Goal: Exactly as given, repeat all of the entries.

Exercise inputs:
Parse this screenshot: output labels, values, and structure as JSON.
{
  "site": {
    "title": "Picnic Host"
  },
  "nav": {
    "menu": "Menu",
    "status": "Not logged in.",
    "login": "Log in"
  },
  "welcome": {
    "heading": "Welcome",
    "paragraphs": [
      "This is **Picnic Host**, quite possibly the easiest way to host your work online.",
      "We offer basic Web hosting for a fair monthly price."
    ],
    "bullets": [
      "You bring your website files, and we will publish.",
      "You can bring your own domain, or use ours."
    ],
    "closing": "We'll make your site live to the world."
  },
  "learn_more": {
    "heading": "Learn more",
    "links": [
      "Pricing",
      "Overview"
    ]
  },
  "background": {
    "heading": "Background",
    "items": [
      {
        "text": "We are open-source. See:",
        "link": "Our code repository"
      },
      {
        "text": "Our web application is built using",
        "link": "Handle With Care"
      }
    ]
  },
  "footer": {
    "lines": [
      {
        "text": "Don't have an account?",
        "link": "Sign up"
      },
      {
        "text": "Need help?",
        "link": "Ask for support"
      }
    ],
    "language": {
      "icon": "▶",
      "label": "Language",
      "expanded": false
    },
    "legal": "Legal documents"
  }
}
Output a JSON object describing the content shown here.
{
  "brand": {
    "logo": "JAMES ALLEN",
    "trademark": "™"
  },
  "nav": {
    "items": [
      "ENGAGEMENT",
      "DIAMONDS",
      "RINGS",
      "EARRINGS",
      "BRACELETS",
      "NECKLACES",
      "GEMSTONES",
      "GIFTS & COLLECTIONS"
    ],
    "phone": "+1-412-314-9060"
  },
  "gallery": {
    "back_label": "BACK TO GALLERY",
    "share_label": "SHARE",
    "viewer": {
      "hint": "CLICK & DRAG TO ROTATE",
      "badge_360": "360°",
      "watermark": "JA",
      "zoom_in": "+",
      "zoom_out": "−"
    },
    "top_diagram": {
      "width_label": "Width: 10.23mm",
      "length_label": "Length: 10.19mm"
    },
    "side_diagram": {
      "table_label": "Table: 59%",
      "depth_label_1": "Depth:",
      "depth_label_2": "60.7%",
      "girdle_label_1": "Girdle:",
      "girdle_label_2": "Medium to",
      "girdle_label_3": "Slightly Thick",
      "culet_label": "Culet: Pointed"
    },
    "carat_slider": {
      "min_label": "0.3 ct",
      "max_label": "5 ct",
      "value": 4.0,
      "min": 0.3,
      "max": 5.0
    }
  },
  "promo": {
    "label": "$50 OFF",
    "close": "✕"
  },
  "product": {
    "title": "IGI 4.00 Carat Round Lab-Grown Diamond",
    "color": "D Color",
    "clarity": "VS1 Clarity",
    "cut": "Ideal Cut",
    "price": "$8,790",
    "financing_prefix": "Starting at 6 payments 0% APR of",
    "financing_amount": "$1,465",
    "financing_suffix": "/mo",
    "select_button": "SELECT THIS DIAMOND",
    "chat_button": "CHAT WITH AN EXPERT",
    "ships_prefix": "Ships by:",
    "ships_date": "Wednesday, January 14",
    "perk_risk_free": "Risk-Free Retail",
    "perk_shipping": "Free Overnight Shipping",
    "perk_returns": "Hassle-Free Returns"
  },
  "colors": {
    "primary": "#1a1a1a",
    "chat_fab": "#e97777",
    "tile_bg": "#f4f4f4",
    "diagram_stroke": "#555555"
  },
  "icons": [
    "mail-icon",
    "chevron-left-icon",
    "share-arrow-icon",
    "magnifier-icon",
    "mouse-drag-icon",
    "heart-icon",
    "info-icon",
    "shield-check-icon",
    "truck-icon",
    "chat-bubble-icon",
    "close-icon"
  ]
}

Task response:
Parse this screenshot: output labels, values, and structure as JSON.
{
  "site": {
    "title": "Picnic Host"
  },
  "nav": {
    "menu": "Menu",
    "status": "Not logged in.",
    "login": "Log in"
  },
  "welcome": {
    "heading": "Welcome",
    "paragraphs": [
      "This is **Picnic Host**, quite possibly the easiest way to host your work online.",
      "We offer basic Web hosting for a fair monthly price."
    ],
    "bullets": [
      "You bring your website files, and we will publish.",
      "You can bring your own domain, or use ours."
    ],
    "closing": "We'll make your site live to the world."
  },
  "learn_more": {
    "heading": "Learn more",
    "links": [
      "Pricing",
      "Overview"
    ]
  },
  "background": {
    "heading": "Background",
    "items": [
      {
        "text": "We are open-source. See:",
        "link": "Our code repository"
      },
      {
        "text": "Our web application is built using",
        "link": "Handle With Care"
      }
    ]
  },
  "footer": {
    "lines": [
      {
        "text": "Don't have an account?",
        "link": "Sign up"
      },
      {
        "text": "Need help?",
        "link": "Ask for support"
      }
    ],
    "language": {
      "icon": "▶",
      "label": "Language",
      "expanded": false
    },
    "legal": "Legal documents"
  }
}
Output a JSON object describing the content shown here.
{
  "brand": {
    "logo": "JAMES ALLEN",
    "trademark": "™"
  },
  "nav": {
    "items": [
      "ENGAGEMENT",
      "DIAMONDS",
      "RINGS",
      "EARRINGS",
      "BRACELETS",
      "NECKLACES",
      "GEMSTONES",
      "GIFTS & COLLECTIONS"
    ],
    "phone": "+1-412-314-9060"
  },
  "gallery": {
    "back_label": "BACK TO GALLERY",
    "share_label": "SHARE",
    "viewer": {
      "hint": "CLICK & DRAG TO ROTATE",
      "badge_360": "360°",
      "watermark": "JA",
      "zoom_in": "+",
      "zoom_out": "−"
    },
    "top_diagram": {
      "width_label": "Width: 10.23mm",
      "length_label": "Length: 10.19mm"
    },
    "side_diagram": {
      "table_label": "Table: 59%",
      "depth_label_1": "Depth:",
      "depth_label_2": "60.7%",
      "girdle_label_1": "Girdle:",
      "girdle_label_2": "Medium to",
      "girdle_label_3": "Slightly Thick",
      "culet_label": "Culet: Pointed"
    },
    "carat_slider": {
      "min_label": "0.3 ct",
      "max_label": "5 ct",
      "value": 4.0,
      "min": 0.3,
      "max": 5.0
    }
  },
  "promo": {
    "label": "$50 OFF",
    "close": "✕"
  },
  "product": {
    "title": "IGI 4.00 Carat Round Lab-Grown Diamond",
    "color": "D Color",
    "clarity": "VS1 Clarity",
    "cut": "Ideal Cut",
    "price": "$8,790",
    "financing_prefix": "Starting at 6 payments 0% APR of",
    "financing_amount": "$1,465",
    "financing_suffix": "/mo",
    "select_button": "SELECT THIS DIAMOND",
    "chat_button": "CHAT WITH AN EXPERT",
    "ships_prefix": "Ships by:",
    "ships_date": "Wednesday, January 14",
    "perk_risk_free": "Risk-Free Retail",
    "perk_shipping": "Free Overnight Shipping",
    "perk_returns": "Hassle-Free Returns"
  },
  "colors": {
    "primary": "#1a1a1a",
    "chat_fab": "#e97777",
    "tile_bg": "#f4f4f4",
    "diagram_stroke": "#555555"
  },
  "icons": [
    "mail-icon",
    "chevron-left-icon",
    "share-arrow-icon",
    "magnifier-icon",
    "mouse-drag-icon",
    "heart-icon",
    "info-icon",
    "shield-check-icon",
    "truck-icon",
    "chat-bubble-icon",
    "close-icon"
  ]
}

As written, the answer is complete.